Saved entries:
+++++

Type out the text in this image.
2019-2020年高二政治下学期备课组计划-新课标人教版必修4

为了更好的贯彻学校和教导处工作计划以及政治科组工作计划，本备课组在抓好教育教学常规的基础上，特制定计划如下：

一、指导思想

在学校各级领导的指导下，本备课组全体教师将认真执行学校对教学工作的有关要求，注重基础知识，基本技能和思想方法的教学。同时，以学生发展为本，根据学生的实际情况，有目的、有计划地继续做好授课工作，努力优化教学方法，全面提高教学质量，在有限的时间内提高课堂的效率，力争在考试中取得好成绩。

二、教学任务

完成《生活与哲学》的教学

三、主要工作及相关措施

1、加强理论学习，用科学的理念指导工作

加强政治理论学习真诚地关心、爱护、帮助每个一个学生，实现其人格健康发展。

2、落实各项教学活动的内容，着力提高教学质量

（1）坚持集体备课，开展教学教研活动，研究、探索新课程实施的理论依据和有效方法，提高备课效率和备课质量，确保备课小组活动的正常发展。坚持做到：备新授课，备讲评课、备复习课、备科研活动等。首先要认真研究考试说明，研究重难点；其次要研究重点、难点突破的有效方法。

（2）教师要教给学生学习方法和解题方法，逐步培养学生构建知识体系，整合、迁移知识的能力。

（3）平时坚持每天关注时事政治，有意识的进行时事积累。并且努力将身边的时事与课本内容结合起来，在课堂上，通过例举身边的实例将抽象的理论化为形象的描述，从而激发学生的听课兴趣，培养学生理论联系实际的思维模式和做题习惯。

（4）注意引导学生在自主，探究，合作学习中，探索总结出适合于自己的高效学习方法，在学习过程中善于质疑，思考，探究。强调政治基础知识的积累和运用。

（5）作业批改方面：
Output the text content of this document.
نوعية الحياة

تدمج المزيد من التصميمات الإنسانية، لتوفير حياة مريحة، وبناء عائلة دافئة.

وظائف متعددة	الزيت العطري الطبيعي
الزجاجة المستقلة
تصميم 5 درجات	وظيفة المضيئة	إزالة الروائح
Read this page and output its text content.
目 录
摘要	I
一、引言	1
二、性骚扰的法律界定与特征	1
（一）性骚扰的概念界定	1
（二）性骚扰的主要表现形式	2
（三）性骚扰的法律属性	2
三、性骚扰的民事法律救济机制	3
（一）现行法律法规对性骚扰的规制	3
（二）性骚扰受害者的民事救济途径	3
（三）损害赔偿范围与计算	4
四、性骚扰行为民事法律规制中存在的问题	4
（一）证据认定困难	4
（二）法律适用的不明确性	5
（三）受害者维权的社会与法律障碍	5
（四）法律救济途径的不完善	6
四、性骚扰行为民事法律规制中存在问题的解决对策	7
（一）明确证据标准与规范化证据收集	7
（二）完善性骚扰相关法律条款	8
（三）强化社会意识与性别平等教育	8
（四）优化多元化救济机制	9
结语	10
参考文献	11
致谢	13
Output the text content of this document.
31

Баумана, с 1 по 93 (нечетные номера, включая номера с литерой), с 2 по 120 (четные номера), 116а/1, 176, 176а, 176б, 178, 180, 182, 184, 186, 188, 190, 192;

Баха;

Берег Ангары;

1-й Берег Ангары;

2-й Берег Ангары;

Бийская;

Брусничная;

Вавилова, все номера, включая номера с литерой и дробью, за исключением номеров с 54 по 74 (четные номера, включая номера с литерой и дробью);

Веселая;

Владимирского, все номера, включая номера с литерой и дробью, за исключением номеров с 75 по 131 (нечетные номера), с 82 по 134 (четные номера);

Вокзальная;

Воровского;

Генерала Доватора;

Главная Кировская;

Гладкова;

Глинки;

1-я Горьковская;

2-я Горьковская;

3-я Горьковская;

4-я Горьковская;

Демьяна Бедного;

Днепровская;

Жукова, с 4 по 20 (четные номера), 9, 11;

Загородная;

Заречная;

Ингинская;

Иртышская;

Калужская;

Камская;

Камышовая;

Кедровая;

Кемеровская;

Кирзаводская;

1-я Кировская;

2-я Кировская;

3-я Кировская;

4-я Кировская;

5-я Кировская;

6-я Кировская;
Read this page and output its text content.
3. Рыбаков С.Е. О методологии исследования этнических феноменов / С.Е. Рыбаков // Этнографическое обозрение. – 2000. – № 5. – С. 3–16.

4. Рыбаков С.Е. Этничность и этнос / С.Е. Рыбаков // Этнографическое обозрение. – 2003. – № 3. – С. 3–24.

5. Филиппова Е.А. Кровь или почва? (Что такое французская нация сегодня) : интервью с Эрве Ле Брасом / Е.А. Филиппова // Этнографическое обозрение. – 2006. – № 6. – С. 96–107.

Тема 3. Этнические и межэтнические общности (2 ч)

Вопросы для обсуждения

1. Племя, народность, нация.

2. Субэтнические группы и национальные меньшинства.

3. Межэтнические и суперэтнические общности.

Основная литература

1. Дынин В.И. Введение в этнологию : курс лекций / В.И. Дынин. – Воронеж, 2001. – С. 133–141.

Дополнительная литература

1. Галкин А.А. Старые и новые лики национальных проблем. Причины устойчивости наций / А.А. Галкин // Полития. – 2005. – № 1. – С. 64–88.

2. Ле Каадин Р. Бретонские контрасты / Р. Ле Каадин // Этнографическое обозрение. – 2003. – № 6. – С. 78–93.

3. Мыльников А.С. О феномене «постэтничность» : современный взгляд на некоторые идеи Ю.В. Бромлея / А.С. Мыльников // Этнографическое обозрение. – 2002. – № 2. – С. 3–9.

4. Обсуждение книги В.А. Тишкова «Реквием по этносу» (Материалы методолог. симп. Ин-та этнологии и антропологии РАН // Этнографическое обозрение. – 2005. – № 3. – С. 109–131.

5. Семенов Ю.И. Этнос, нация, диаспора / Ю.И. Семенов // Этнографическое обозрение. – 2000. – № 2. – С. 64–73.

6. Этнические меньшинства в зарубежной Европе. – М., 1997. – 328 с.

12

+++++

● **Exercise prompt**: Filter out every line that lacks the word "литерой", and copy the rest.

● **Solution for this problem**:
Баумана, с 1 по 93 (нечетные номера, включая номера с литерой), с 2 по 120 (четные номера), 116а/1, 176, 176а, 176б, 178, 180, 182, 184, 186, 188, 190, 192;
Вавилова, все номера, включая номера с литерой и дробью, за исключением номеров с 54 по 74 (четные номера, включая номера с литерой и дробью);
Владимирского, все номера, включая номера с литерой и дробью, за исключением номеров с 75 по 131 (нечетные номера), с 82 по 134 (четные номера);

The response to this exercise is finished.